** Begin GIVEN DATA **
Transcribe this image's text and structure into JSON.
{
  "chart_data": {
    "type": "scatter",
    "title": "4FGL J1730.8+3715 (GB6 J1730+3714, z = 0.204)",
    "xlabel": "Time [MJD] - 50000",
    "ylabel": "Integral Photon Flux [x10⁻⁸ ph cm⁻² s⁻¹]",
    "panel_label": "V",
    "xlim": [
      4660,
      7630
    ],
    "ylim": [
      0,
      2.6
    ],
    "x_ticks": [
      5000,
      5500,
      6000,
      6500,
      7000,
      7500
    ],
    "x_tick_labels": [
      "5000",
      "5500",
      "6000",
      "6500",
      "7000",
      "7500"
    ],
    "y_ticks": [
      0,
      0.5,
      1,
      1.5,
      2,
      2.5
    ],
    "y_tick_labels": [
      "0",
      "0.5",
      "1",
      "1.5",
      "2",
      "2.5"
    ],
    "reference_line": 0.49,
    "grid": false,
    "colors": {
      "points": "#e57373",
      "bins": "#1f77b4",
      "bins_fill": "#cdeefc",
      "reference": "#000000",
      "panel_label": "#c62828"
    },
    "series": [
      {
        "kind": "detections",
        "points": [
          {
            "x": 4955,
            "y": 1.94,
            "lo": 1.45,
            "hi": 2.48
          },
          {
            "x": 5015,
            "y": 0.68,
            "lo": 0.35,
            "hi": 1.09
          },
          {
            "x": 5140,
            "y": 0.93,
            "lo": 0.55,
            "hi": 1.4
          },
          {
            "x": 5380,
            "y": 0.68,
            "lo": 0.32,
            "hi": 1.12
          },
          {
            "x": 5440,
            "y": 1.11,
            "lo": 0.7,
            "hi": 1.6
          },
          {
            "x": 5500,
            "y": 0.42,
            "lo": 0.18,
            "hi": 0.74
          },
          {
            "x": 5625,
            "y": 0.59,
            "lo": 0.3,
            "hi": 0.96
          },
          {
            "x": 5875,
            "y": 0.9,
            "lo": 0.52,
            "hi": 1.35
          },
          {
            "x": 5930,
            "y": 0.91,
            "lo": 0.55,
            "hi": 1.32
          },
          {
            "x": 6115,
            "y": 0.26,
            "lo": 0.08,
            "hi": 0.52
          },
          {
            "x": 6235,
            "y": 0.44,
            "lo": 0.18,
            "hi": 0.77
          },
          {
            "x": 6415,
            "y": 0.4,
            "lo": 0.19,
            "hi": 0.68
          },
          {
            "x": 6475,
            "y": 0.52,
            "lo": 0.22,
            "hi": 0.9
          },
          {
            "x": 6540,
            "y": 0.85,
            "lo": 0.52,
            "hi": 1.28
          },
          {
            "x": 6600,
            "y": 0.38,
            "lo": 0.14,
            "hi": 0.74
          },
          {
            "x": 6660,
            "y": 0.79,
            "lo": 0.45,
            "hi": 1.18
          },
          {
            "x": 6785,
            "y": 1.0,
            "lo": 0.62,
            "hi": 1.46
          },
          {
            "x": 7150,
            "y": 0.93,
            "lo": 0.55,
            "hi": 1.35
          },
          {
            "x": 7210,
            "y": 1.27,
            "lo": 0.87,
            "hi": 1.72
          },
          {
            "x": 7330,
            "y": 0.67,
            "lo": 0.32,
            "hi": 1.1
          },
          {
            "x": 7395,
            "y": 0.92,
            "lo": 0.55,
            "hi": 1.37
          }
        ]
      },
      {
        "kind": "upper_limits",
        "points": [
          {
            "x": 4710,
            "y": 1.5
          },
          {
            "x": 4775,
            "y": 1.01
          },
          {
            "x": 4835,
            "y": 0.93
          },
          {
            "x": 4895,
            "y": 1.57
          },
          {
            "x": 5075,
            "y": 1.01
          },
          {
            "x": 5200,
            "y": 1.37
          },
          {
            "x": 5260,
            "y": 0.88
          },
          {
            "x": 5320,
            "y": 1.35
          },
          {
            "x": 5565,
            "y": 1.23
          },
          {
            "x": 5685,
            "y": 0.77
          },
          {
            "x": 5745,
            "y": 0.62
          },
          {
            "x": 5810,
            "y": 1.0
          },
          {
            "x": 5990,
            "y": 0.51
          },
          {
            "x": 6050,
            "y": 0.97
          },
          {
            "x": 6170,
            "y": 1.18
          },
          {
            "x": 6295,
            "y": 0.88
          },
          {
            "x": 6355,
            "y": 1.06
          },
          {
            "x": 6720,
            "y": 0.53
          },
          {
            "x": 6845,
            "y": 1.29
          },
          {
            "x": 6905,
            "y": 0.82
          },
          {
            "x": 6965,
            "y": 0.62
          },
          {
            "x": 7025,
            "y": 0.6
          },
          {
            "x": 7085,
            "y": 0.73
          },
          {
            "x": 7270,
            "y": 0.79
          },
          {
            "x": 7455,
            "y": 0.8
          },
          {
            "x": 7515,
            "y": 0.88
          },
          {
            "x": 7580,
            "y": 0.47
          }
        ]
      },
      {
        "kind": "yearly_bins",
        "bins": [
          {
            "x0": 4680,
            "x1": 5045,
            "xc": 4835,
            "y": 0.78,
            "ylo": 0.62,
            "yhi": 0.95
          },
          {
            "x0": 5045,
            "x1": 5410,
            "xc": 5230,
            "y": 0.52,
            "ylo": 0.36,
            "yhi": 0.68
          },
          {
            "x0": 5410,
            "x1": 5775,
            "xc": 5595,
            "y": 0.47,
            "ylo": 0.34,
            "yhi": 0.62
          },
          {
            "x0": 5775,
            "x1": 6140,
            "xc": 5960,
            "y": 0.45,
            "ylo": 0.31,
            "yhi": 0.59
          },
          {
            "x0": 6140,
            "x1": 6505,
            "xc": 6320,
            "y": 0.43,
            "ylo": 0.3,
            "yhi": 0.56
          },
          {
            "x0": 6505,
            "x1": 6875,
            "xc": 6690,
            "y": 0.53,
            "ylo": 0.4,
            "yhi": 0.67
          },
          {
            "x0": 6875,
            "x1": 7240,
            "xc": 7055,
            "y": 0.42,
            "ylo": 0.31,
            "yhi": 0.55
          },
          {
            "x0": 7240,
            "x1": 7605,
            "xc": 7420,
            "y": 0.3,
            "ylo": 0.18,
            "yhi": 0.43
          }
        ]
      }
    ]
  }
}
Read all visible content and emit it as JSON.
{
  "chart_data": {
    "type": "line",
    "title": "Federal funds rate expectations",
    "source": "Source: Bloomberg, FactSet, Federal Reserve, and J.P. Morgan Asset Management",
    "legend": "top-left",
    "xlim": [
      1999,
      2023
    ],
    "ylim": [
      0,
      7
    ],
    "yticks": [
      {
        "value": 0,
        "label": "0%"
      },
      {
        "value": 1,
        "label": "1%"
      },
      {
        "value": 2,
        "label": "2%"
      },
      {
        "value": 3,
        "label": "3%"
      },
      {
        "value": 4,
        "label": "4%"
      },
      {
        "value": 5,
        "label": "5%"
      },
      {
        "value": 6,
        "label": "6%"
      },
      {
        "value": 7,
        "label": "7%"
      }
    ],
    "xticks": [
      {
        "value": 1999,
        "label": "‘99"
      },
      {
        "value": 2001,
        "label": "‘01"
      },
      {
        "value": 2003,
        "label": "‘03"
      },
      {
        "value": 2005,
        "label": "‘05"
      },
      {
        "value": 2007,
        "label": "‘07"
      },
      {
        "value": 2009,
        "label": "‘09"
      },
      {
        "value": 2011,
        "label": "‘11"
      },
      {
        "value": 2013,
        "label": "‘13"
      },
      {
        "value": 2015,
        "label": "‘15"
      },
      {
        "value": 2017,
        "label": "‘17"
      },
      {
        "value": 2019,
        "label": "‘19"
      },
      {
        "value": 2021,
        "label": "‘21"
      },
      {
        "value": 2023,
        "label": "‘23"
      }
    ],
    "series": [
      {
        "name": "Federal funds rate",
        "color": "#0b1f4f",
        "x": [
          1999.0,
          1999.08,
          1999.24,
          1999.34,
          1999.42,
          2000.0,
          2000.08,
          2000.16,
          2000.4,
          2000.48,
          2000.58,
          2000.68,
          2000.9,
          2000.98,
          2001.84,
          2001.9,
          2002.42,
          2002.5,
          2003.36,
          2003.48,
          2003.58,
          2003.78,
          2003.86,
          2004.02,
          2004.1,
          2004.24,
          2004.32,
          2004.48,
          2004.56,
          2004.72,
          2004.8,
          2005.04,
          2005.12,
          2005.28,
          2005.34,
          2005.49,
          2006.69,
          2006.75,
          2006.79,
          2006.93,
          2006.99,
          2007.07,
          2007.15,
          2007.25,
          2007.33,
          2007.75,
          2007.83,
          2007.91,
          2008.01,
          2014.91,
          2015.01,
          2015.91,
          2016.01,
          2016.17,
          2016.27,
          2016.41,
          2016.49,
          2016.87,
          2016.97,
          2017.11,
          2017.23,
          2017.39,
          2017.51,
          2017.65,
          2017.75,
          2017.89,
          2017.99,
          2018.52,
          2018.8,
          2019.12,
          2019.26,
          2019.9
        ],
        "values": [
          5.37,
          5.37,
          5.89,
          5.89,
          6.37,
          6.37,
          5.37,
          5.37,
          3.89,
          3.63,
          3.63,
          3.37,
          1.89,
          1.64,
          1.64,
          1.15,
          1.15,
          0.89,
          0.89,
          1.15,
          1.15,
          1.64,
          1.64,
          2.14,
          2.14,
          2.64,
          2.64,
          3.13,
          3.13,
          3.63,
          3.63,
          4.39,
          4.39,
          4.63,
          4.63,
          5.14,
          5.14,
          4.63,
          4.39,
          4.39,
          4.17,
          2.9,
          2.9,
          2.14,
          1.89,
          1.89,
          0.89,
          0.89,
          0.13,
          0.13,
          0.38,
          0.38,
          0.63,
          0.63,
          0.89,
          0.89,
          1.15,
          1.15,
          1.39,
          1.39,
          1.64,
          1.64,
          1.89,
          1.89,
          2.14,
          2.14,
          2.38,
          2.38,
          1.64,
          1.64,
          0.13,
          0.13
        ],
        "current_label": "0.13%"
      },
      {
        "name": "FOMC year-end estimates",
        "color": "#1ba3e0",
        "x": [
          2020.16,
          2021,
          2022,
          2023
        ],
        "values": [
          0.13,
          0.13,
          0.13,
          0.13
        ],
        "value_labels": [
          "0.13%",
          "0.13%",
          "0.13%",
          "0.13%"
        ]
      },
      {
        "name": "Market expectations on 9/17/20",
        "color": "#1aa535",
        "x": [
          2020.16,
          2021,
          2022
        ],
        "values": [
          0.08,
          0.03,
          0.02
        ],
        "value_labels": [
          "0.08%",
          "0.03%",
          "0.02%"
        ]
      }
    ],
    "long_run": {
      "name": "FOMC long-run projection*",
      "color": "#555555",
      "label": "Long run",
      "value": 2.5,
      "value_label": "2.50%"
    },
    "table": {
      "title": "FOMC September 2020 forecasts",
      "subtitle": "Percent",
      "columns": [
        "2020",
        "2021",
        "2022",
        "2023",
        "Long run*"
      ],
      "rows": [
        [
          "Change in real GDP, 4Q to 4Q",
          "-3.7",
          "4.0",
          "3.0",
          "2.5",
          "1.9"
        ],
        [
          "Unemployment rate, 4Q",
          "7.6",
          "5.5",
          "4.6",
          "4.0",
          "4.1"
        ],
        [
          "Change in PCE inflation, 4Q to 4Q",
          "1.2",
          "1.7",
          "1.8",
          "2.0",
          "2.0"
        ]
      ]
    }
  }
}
** End GIVEN DATA **
## OBJECTIVE
Count the lines of the data that include the string "rate", and give only that number.

## SOLUTION
3